-- TASK TO COMPLETE --
Locate every line in the records below that contains the word "this", and copy each one.

++++++++++++++++++++

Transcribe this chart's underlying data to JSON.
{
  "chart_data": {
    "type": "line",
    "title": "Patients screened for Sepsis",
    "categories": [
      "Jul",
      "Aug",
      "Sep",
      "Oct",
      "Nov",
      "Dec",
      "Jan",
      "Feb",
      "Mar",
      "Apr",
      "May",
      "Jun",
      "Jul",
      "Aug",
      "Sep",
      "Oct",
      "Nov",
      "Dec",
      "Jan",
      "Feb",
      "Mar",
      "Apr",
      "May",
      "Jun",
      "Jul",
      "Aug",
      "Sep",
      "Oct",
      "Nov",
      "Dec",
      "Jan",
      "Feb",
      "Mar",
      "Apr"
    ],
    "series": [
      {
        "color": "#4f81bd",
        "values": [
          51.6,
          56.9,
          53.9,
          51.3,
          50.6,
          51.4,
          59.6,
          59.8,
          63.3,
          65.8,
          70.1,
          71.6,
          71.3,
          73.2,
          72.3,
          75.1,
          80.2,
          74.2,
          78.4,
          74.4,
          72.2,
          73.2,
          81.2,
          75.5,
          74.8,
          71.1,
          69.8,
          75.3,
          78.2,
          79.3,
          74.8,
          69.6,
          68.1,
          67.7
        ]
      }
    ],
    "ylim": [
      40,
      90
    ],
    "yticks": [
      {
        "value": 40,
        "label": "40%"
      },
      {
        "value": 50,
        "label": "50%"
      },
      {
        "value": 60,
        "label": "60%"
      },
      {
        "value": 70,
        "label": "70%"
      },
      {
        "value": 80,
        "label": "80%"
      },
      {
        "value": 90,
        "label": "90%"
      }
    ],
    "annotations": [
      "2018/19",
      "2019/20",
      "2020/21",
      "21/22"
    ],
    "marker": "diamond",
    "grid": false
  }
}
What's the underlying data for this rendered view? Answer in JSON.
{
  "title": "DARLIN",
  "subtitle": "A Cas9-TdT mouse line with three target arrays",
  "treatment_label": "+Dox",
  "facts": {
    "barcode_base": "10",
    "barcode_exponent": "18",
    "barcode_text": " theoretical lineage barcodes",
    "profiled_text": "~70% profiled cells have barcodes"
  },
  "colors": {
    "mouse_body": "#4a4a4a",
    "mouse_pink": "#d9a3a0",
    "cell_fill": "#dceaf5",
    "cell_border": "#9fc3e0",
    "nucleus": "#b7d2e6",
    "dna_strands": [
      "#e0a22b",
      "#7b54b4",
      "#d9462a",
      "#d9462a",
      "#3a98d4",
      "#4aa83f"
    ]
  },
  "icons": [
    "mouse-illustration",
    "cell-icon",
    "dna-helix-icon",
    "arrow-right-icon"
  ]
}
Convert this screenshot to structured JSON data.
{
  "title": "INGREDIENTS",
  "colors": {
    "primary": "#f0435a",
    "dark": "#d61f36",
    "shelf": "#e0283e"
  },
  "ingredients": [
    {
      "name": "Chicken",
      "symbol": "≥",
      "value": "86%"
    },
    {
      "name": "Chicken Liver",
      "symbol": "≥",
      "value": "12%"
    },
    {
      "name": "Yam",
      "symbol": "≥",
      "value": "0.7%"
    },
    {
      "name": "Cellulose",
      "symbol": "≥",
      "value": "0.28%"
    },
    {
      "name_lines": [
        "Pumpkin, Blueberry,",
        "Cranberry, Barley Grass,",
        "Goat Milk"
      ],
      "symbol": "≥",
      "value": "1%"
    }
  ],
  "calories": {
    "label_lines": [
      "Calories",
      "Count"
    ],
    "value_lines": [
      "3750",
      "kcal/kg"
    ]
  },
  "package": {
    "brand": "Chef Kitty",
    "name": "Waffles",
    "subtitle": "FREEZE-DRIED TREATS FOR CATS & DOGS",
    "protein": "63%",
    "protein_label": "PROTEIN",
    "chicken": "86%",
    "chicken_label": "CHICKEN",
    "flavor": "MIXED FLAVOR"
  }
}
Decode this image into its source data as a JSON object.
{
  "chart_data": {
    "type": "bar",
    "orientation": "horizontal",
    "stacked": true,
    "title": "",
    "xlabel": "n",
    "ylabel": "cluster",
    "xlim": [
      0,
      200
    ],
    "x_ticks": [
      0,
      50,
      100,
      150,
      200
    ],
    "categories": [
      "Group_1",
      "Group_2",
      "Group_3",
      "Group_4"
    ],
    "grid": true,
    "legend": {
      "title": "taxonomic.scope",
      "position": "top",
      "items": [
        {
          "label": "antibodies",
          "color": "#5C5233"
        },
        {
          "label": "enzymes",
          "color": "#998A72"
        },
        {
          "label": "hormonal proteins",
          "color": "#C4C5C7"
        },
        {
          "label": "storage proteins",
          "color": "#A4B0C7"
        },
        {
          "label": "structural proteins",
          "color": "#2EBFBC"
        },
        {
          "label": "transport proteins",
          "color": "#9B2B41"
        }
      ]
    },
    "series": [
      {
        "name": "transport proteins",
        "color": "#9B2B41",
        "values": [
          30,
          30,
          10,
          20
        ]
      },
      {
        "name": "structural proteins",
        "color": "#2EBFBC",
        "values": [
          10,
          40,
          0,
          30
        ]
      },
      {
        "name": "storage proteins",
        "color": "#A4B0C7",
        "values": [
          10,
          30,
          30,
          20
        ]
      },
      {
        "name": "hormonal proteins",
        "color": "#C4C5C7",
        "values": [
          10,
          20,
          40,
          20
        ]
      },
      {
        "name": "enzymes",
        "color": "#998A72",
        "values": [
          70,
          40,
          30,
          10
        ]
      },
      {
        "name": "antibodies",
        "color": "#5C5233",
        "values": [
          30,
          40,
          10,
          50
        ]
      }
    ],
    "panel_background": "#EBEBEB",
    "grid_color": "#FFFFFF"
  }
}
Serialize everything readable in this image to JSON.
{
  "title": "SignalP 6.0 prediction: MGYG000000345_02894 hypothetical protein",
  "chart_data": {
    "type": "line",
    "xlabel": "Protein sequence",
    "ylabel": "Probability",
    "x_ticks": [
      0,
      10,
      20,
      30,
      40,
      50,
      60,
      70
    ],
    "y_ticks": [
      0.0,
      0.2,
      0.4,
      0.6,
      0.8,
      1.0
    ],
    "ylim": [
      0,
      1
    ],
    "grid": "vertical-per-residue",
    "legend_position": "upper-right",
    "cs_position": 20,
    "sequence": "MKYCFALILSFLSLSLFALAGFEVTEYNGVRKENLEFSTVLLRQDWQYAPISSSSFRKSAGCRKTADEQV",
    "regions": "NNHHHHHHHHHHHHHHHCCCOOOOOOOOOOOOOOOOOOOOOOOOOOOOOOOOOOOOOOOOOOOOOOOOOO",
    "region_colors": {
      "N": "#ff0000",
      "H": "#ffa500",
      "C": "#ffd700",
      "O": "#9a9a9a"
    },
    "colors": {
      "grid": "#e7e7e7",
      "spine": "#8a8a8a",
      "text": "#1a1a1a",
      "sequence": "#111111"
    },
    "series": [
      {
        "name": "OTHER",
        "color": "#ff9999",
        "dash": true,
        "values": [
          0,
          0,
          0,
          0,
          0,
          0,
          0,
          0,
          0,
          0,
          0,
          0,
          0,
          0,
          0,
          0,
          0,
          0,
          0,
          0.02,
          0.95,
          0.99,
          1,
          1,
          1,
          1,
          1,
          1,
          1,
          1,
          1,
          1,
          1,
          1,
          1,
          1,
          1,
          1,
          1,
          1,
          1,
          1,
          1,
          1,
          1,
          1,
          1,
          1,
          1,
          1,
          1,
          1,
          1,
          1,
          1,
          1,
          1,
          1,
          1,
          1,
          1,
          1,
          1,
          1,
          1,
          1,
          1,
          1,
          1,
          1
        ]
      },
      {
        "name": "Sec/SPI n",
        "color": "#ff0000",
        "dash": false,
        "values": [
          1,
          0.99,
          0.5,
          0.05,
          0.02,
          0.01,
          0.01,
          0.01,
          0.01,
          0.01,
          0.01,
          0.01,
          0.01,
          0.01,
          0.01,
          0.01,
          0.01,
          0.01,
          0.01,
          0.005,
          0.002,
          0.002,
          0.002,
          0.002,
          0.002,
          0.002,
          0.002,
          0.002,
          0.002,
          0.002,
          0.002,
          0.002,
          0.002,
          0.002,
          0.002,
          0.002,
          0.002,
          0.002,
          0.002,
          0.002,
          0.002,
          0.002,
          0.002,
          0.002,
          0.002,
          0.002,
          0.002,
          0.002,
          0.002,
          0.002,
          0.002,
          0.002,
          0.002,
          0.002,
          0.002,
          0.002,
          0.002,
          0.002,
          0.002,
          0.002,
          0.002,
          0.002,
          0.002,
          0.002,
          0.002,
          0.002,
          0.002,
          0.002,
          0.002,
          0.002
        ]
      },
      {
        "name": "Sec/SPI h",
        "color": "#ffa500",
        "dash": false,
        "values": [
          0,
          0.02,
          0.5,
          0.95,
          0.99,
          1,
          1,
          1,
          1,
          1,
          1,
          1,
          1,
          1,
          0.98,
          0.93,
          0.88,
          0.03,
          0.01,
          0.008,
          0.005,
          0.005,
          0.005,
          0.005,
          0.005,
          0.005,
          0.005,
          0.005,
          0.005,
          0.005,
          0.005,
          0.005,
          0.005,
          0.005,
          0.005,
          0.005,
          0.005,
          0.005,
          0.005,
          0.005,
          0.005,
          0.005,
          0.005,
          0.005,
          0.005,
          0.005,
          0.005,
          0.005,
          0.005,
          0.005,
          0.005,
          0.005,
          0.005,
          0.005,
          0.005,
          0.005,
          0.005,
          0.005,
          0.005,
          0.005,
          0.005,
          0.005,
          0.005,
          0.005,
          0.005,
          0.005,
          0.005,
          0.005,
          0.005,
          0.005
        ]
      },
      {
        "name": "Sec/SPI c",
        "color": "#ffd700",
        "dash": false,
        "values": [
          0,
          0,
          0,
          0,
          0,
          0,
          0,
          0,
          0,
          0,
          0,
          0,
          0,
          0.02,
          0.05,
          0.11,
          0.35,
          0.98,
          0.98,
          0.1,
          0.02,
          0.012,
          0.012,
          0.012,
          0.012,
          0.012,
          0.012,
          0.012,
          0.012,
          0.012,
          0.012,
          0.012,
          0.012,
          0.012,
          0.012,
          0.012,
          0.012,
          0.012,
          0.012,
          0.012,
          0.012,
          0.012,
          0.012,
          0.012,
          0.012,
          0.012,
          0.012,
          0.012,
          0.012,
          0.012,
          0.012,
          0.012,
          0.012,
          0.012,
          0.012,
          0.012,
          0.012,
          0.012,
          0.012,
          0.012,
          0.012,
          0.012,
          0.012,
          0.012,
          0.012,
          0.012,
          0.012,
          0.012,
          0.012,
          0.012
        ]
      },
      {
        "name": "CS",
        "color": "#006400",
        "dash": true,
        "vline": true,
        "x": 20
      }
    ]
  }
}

++++++++++++++++++++

-- ANSWER FOR THE TASK --
Transcribe this chart's underlying data to JSON.
What's the underlying data for this rendered view? Answer in JSON.
Convert this screenshot to structured JSON data.
Decode this image into its source data as a JSON object.
Serialize everything readable in this image to JSON.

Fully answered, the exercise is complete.